[Task data start]
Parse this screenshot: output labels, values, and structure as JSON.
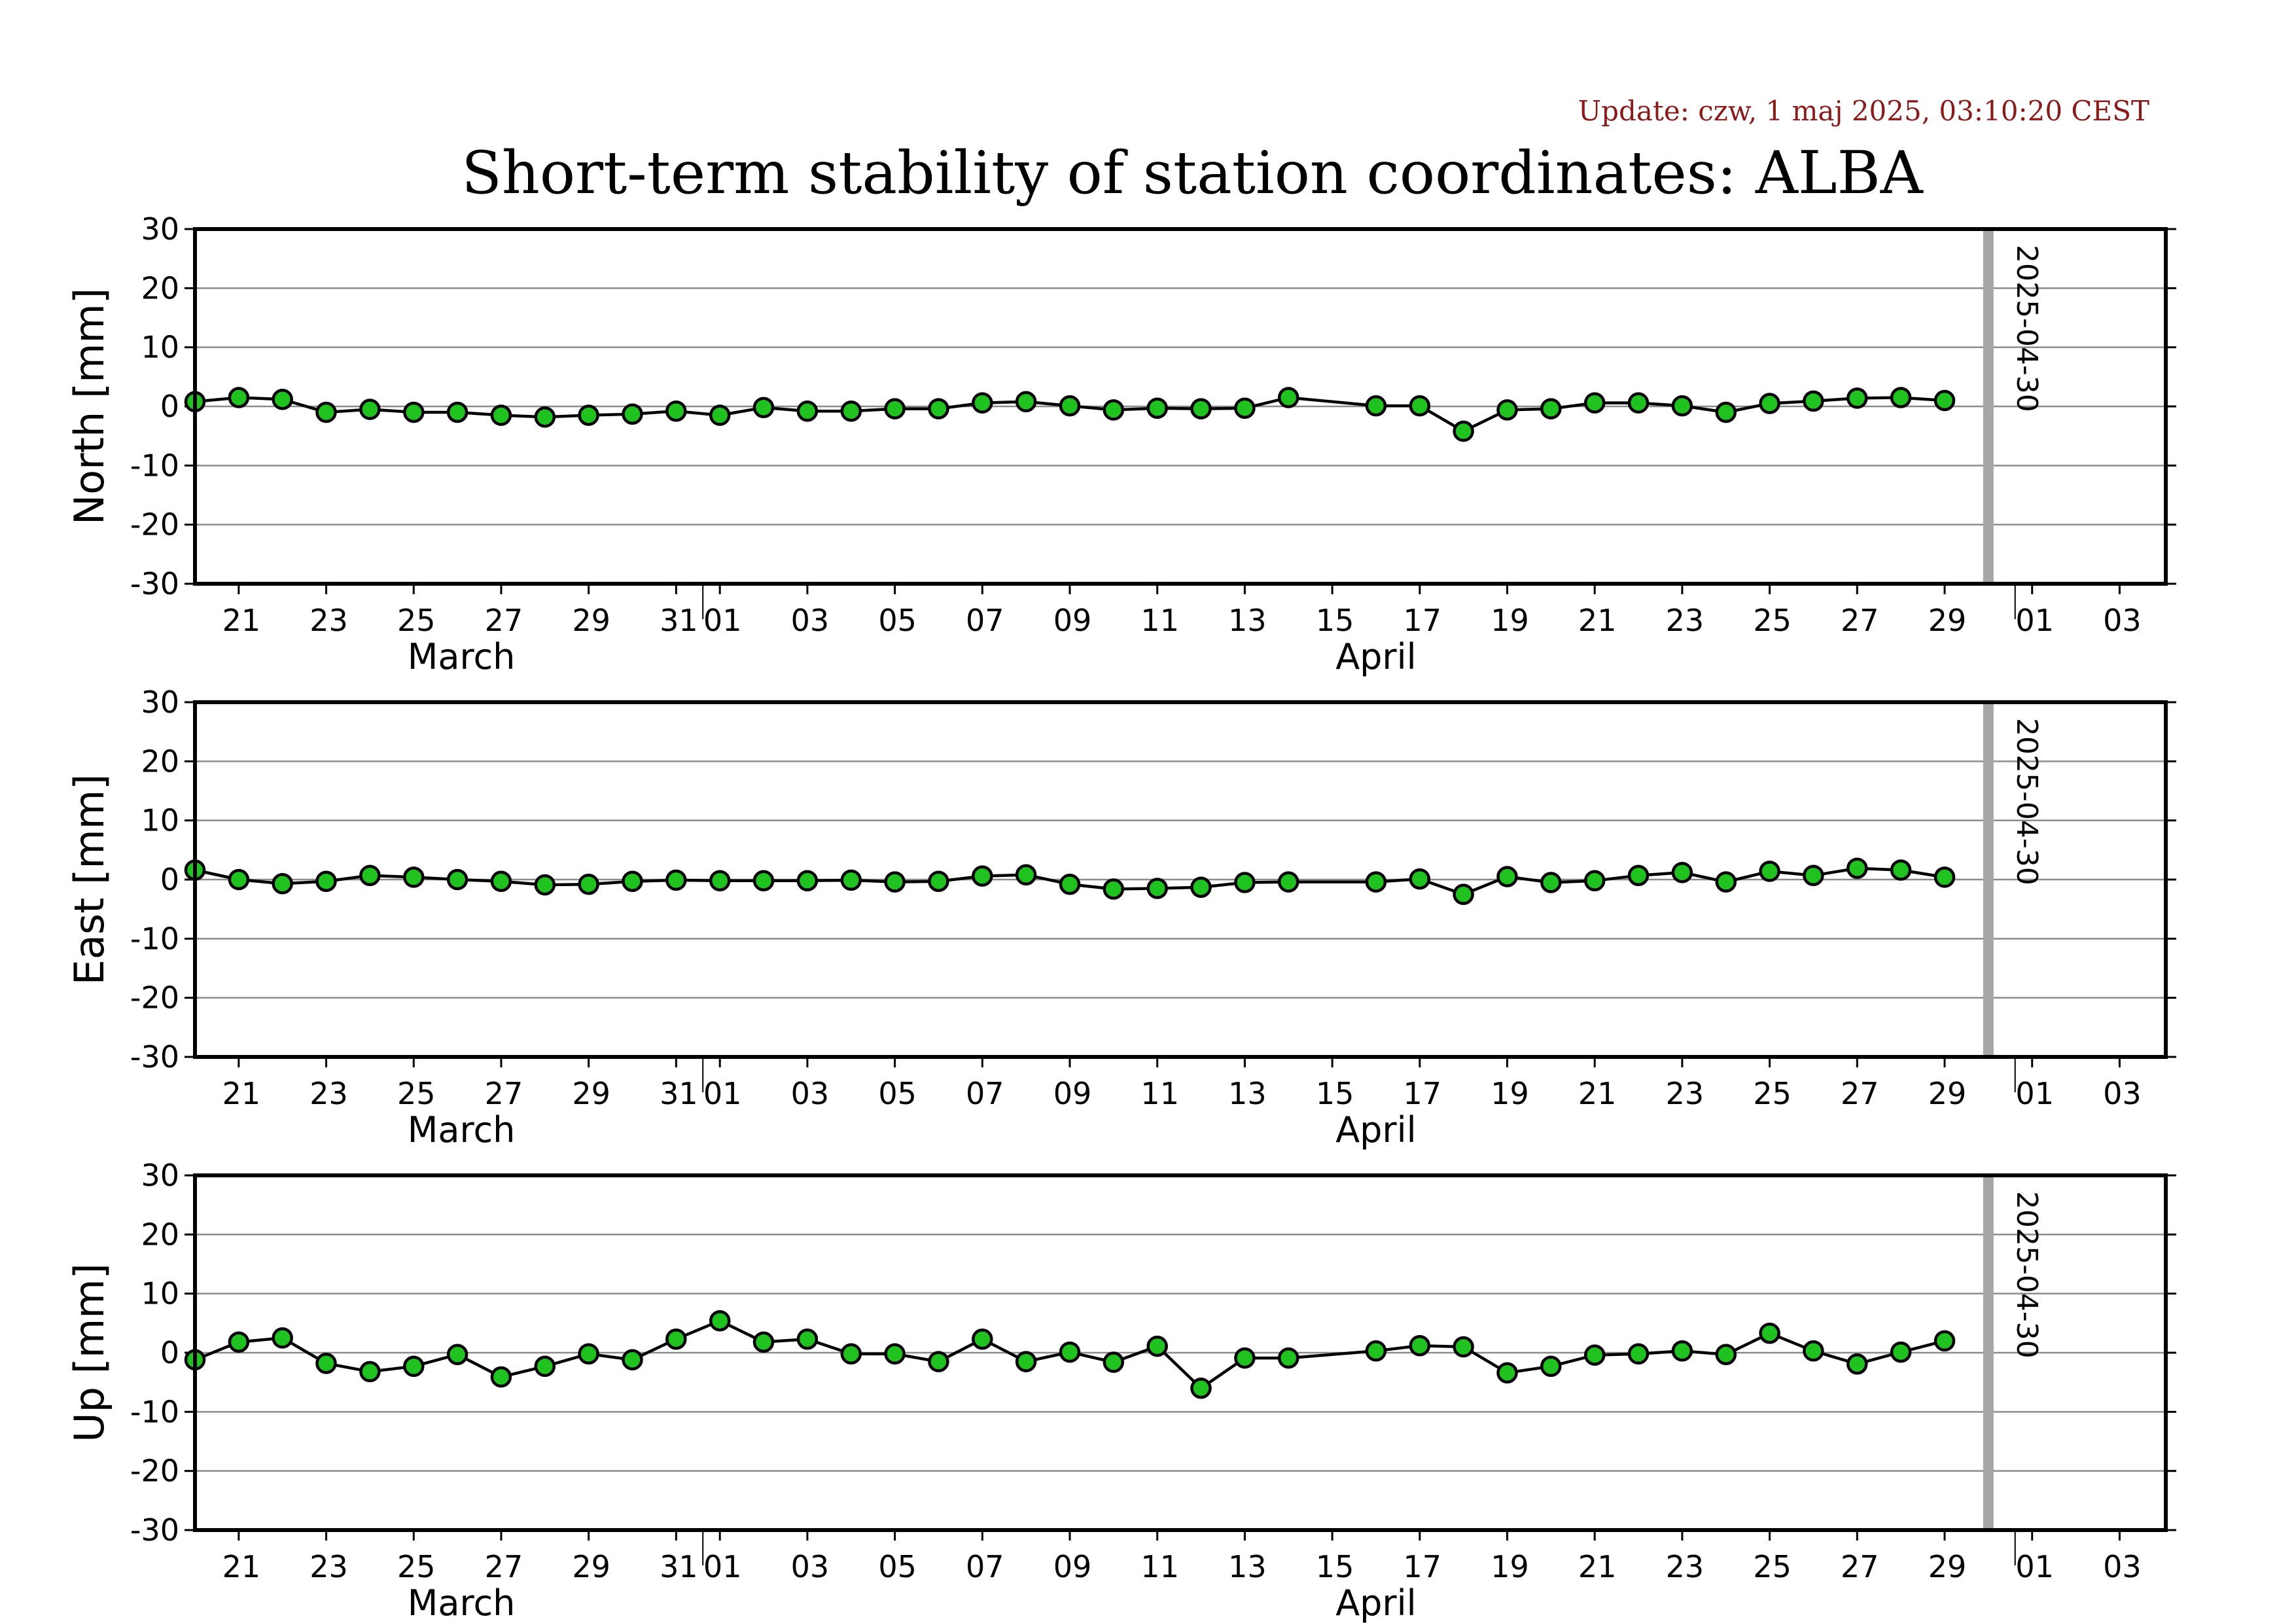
{
  "update_text": "Update: czw, 1 maj 2025, 03:10:20 CEST",
  "title": "Short-term stability of station coordinates: ALBA",
  "chart_data": [
    {
      "type": "line",
      "ylabel": "North [mm]",
      "ylim": [
        -30,
        30
      ],
      "yticks": [
        30,
        20,
        10,
        0,
        -10,
        -20,
        -30
      ],
      "xlim": [
        "2025-03-20",
        "2025-05-04"
      ],
      "x_tick_labels": [
        "21",
        "23",
        "25",
        "27",
        "29",
        "31",
        "01",
        "03",
        "05",
        "07",
        "09",
        "11",
        "13",
        "15",
        "17",
        "19",
        "21",
        "23",
        "25",
        "27",
        "29",
        "01",
        "03"
      ],
      "month_labels": [
        "March",
        "April"
      ],
      "marker_date": "2025-04-30",
      "grid": "horizontal",
      "series": [
        {
          "x": [
            "2025-03-20",
            "2025-03-21",
            "2025-03-22",
            "2025-03-23",
            "2025-03-24",
            "2025-03-25",
            "2025-03-26",
            "2025-03-27",
            "2025-03-28",
            "2025-03-29",
            "2025-03-30",
            "2025-03-31",
            "2025-04-01",
            "2025-04-02",
            "2025-04-03",
            "2025-04-04",
            "2025-04-05",
            "2025-04-06",
            "2025-04-07",
            "2025-04-08",
            "2025-04-09",
            "2025-04-10",
            "2025-04-11",
            "2025-04-12",
            "2025-04-13",
            "2025-04-14",
            "2025-04-16",
            "2025-04-17",
            "2025-04-18",
            "2025-04-19",
            "2025-04-20",
            "2025-04-21",
            "2025-04-22",
            "2025-04-23",
            "2025-04-24",
            "2025-04-25",
            "2025-04-26",
            "2025-04-27",
            "2025-04-28",
            "2025-04-29"
          ],
          "values": [
            0.8,
            1.5,
            1.2,
            -1.0,
            -0.5,
            -1.0,
            -1.0,
            -1.5,
            -1.8,
            -1.5,
            -1.3,
            -0.8,
            -1.5,
            -0.2,
            -0.8,
            -0.8,
            -0.4,
            -0.4,
            0.6,
            0.8,
            0.1,
            -0.6,
            -0.3,
            -0.4,
            -0.3,
            1.5,
            0.1,
            0.1,
            -4.2,
            -0.6,
            -0.4,
            0.6,
            0.6,
            0.1,
            -1.0,
            0.5,
            0.9,
            1.4,
            1.5,
            1.0
          ]
        }
      ]
    },
    {
      "type": "line",
      "ylabel": "East [mm]",
      "ylim": [
        -30,
        30
      ],
      "yticks": [
        30,
        20,
        10,
        0,
        -10,
        -20,
        -30
      ],
      "xlim": [
        "2025-03-20",
        "2025-05-04"
      ],
      "x_tick_labels": [
        "21",
        "23",
        "25",
        "27",
        "29",
        "31",
        "01",
        "03",
        "05",
        "07",
        "09",
        "11",
        "13",
        "15",
        "17",
        "19",
        "21",
        "23",
        "25",
        "27",
        "29",
        "01",
        "03"
      ],
      "month_labels": [
        "March",
        "April"
      ],
      "marker_date": "2025-04-30",
      "grid": "horizontal",
      "series": [
        {
          "x": [
            "2025-03-20",
            "2025-03-21",
            "2025-03-22",
            "2025-03-23",
            "2025-03-24",
            "2025-03-25",
            "2025-03-26",
            "2025-03-27",
            "2025-03-28",
            "2025-03-29",
            "2025-03-30",
            "2025-03-31",
            "2025-04-01",
            "2025-04-02",
            "2025-04-03",
            "2025-04-04",
            "2025-04-05",
            "2025-04-06",
            "2025-04-07",
            "2025-04-08",
            "2025-04-09",
            "2025-04-10",
            "2025-04-11",
            "2025-04-12",
            "2025-04-13",
            "2025-04-14",
            "2025-04-16",
            "2025-04-17",
            "2025-04-18",
            "2025-04-19",
            "2025-04-20",
            "2025-04-21",
            "2025-04-22",
            "2025-04-23",
            "2025-04-24",
            "2025-04-25",
            "2025-04-26",
            "2025-04-27",
            "2025-04-28",
            "2025-04-29"
          ],
          "values": [
            1.6,
            0.0,
            -0.7,
            -0.3,
            0.7,
            0.4,
            0.0,
            -0.3,
            -0.9,
            -0.8,
            -0.3,
            -0.1,
            -0.2,
            -0.2,
            -0.2,
            -0.1,
            -0.4,
            -0.3,
            0.6,
            0.8,
            -0.8,
            -1.6,
            -1.5,
            -1.3,
            -0.5,
            -0.4,
            -0.4,
            0.1,
            -2.5,
            0.5,
            -0.5,
            -0.2,
            0.7,
            1.2,
            -0.4,
            1.4,
            0.7,
            1.9,
            1.6,
            0.4
          ]
        }
      ]
    },
    {
      "type": "line",
      "ylabel": "Up [mm]",
      "ylim": [
        -30,
        30
      ],
      "yticks": [
        30,
        20,
        10,
        0,
        -10,
        -20,
        -30
      ],
      "xlim": [
        "2025-03-20",
        "2025-05-04"
      ],
      "x_tick_labels": [
        "21",
        "23",
        "25",
        "27",
        "29",
        "31",
        "01",
        "03",
        "05",
        "07",
        "09",
        "11",
        "13",
        "15",
        "17",
        "19",
        "21",
        "23",
        "25",
        "27",
        "29",
        "01",
        "03"
      ],
      "month_labels": [
        "March",
        "April"
      ],
      "marker_date": "2025-04-30",
      "grid": "horizontal",
      "series": [
        {
          "x": [
            "2025-03-20",
            "2025-03-21",
            "2025-03-22",
            "2025-03-23",
            "2025-03-24",
            "2025-03-25",
            "2025-03-26",
            "2025-03-27",
            "2025-03-28",
            "2025-03-29",
            "2025-03-30",
            "2025-03-31",
            "2025-04-01",
            "2025-04-02",
            "2025-04-03",
            "2025-04-04",
            "2025-04-05",
            "2025-04-06",
            "2025-04-07",
            "2025-04-08",
            "2025-04-09",
            "2025-04-10",
            "2025-04-11",
            "2025-04-12",
            "2025-04-13",
            "2025-04-14",
            "2025-04-16",
            "2025-04-17",
            "2025-04-18",
            "2025-04-19",
            "2025-04-20",
            "2025-04-21",
            "2025-04-22",
            "2025-04-23",
            "2025-04-24",
            "2025-04-25",
            "2025-04-26",
            "2025-04-27",
            "2025-04-28",
            "2025-04-29"
          ],
          "values": [
            -1.2,
            1.8,
            2.5,
            -1.8,
            -3.2,
            -2.3,
            -0.3,
            -4.1,
            -2.3,
            -0.2,
            -1.2,
            2.3,
            5.4,
            1.8,
            2.3,
            -0.2,
            -0.2,
            -1.5,
            2.3,
            -1.5,
            0.1,
            -1.6,
            1.1,
            -6.0,
            -0.9,
            -0.9,
            0.3,
            1.2,
            1.0,
            -3.4,
            -2.3,
            -0.4,
            -0.2,
            0.3,
            -0.3,
            3.3,
            0.3,
            -1.9,
            0.1,
            2.0
          ]
        }
      ]
    }
  ],
  "colors": {
    "update_text": "#8b1a1a",
    "marker_fill": "#1fc21f",
    "marker_stroke": "#000000",
    "line": "#000000",
    "grid": "#8c8c8c",
    "date_marker": "#a6a6a6"
  }
}
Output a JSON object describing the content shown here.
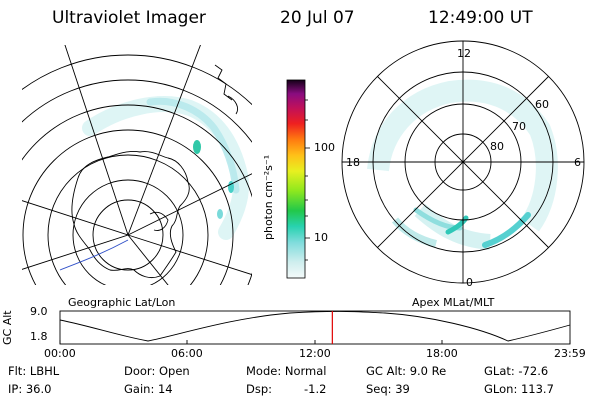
[Task data end]
Goal:
Output a faithful copy of the data, with each picture left out.

Worked solution:
Parse this screenshot: output labels, values, and structure as JSON.
{
  "update_text": "Update: czw, 1 maj 2025, 03:10:20 CEST",
  "title": "Short-term stability of station coordinates: ALBA",
  "chart_data": [
    {
      "type": "line",
      "ylabel": "North [mm]",
      "ylim": [
        -30,
        30
      ],
      "yticks": [
        30,
        20,
        10,
        0,
        -10,
        -20,
        -30
      ],
      "xlim": [
        "2025-03-20",
        "2025-05-04"
      ],
      "x_tick_labels": [
        "21",
        "23",
        "25",
        "27",
        "29",
        "31",
        "01",
        "03",
        "05",
        "07",
        "09",
        "11",
        "13",
        "15",
        "17",
        "19",
        "21",
        "23",
        "25",
        "27",
        "29",
        "01",
        "03"
      ],
      "month_labels": [
        "March",
        "April"
      ],
      "marker_date": "2025-04-30",
      "grid": "horizontal",
      "series": [
        {
          "x": [
            "2025-03-20",
            "2025-03-21",
            "2025-03-22",
            "2025-03-23",
            "2025-03-24",
            "2025-03-25",
            "2025-03-26",
            "2025-03-27",
            "2025-03-28",
            "2025-03-29",
            "2025-03-30",
            "2025-03-31",
            "2025-04-01",
            "2025-04-02",
            "2025-04-03",
            "2025-04-04",
            "2025-04-05",
            "2025-04-06",
            "2025-04-07",
            "2025-04-08",
            "2025-04-09",
            "2025-04-10",
            "2025-04-11",
            "2025-04-12",
            "2025-04-13",
            "2025-04-14",
            "2025-04-16",
            "2025-04-17",
            "2025-04-18",
            "2025-04-19",
            "2025-04-20",
            "2025-04-21",
            "2025-04-22",
            "2025-04-23",
            "2025-04-24",
            "2025-04-25",
            "2025-04-26",
            "2025-04-27",
            "2025-04-28",
            "2025-04-29"
          ],
          "values": [
            0.8,
            1.5,
            1.2,
            -1.0,
            -0.5,
            -1.0,
            -1.0,
            -1.5,
            -1.8,
            -1.5,
            -1.3,
            -0.8,
            -1.5,
            -0.2,
            -0.8,
            -0.8,
            -0.4,
            -0.4,
            0.6,
            0.8,
            0.1,
            -0.6,
            -0.3,
            -0.4,
            -0.3,
            1.5,
            0.1,
            0.1,
            -4.2,
            -0.6,
            -0.4,
            0.6,
            0.6,
            0.1,
            -1.0,
            0.5,
            0.9,
            1.4,
            1.5,
            1.0
          ]
        }
      ]
    },
    {
      "type": "line",
      "ylabel": "East [mm]",
      "ylim": [
        -30,
        30
      ],
      "yticks": [
        30,
        20,
        10,
        0,
        -10,
        -20,
        -30
      ],
      "xlim": [
        "2025-03-20",
        "2025-05-04"
      ],
      "x_tick_labels": [
        "21",
        "23",
        "25",
        "27",
        "29",
        "31",
        "01",
        "03",
        "05",
        "07",
        "09",
        "11",
        "13",
        "15",
        "17",
        "19",
        "21",
        "23",
        "25",
        "27",
        "29",
        "01",
        "03"
      ],
      "month_labels": [
        "March",
        "April"
      ],
      "marker_date": "2025-04-30",
      "grid": "horizontal",
      "series": [
        {
          "x": [
            "2025-03-20",
            "2025-03-21",
            "2025-03-22",
            "2025-03-23",
            "2025-03-24",
            "2025-03-25",
            "2025-03-26",
            "2025-03-27",
            "2025-03-28",
            "2025-03-29",
            "2025-03-30",
            "2025-03-31",
            "2025-04-01",
            "2025-04-02",
            "2025-04-03",
            "2025-04-04",
            "2025-04-05",
            "2025-04-06",
            "2025-04-07",
            "2025-04-08",
            "2025-04-09",
            "2025-04-10",
            "2025-04-11",
            "2025-04-12",
            "2025-04-13",
            "2025-04-14",
            "2025-04-16",
            "2025-04-17",
            "2025-04-18",
            "2025-04-19",
            "2025-04-20",
            "2025-04-21",
            "2025-04-22",
            "2025-04-23",
            "2025-04-24",
            "2025-04-25",
            "2025-04-26",
            "2025-04-27",
            "2025-04-28",
            "2025-04-29"
          ],
          "values": [
            1.6,
            0.0,
            -0.7,
            -0.3,
            0.7,
            0.4,
            0.0,
            -0.3,
            -0.9,
            -0.8,
            -0.3,
            -0.1,
            -0.2,
            -0.2,
            -0.2,
            -0.1,
            -0.4,
            -0.3,
            0.6,
            0.8,
            -0.8,
            -1.6,
            -1.5,
            -1.3,
            -0.5,
            -0.4,
            -0.4,
            0.1,
            -2.5,
            0.5,
            -0.5,
            -0.2,
            0.7,
            1.2,
            -0.4,
            1.4,
            0.7,
            1.9,
            1.6,
            0.4
          ]
        }
      ]
    },
    {
      "type": "line",
      "ylabel": "Up [mm]",
      "ylim": [
        -30,
        30
      ],
      "yticks": [
        30,
        20,
        10,
        0,
        -10,
        -20,
        -30
      ],
      "xlim": [
        "2025-03-20",
        "2025-05-04"
      ],
      "x_tick_labels": [
        "21",
        "23",
        "25",
        "27",
        "29",
        "31",
        "01",
        "03",
        "05",
        "07",
        "09",
        "11",
        "13",
        "15",
        "17",
        "19",
        "21",
        "23",
        "25",
        "27",
        "29",
        "01",
        "03"
      ],
      "month_labels": [
        "March",
        "April"
      ],
      "marker_date": "2025-04-30",
      "grid": "horizontal",
      "series": [
        {
          "x": [
            "2025-03-20",
            "2025-03-21",
            "2025-03-22",
            "2025-03-23",
            "2025-03-24",
            "2025-03-25",
            "2025-03-26",
            "2025-03-27",
            "2025-03-28",
            "2025-03-29",
            "2025-03-30",
            "2025-03-31",
            "2025-04-01",
            "2025-04-02",
            "2025-04-03",
            "2025-04-04",
            "2025-04-05",
            "2025-04-06",
            "2025-04-07",
            "2025-04-08",
            "2025-04-09",
            "2025-04-10",
            "2025-04-11",
            "2025-04-12",
            "2025-04-13",
            "2025-04-14",
            "2025-04-16",
            "2025-04-17",
            "2025-04-18",
            "2025-04-19",
            "2025-04-20",
            "2025-04-21",
            "2025-04-22",
            "2025-04-23",
            "2025-04-24",
            "2025-04-25",
            "2025-04-26",
            "2025-04-27",
            "2025-04-28",
            "2025-04-29"
          ],
          "values": [
            -1.2,
            1.8,
            2.5,
            -1.8,
            -3.2,
            -2.3,
            -0.3,
            -4.1,
            -2.3,
            -0.2,
            -1.2,
            2.3,
            5.4,
            1.8,
            2.3,
            -0.2,
            -0.2,
            -1.5,
            2.3,
            -1.5,
            0.1,
            -1.6,
            1.1,
            -6.0,
            -0.9,
            -0.9,
            0.3,
            1.2,
            1.0,
            -3.4,
            -2.3,
            -0.4,
            -0.2,
            0.3,
            -0.3,
            3.3,
            0.3,
            -1.9,
            0.1,
            2.0
          ]
        }
      ]
    }
  ],
  "colors": {
    "update_text": "#8b1a1a",
    "marker_fill": "#1fc21f",
    "marker_stroke": "#000000",
    "line": "#000000",
    "grid": "#8c8c8c",
    "date_marker": "#a6a6a6"
  }
}
Output a JSON object describing the content shown here.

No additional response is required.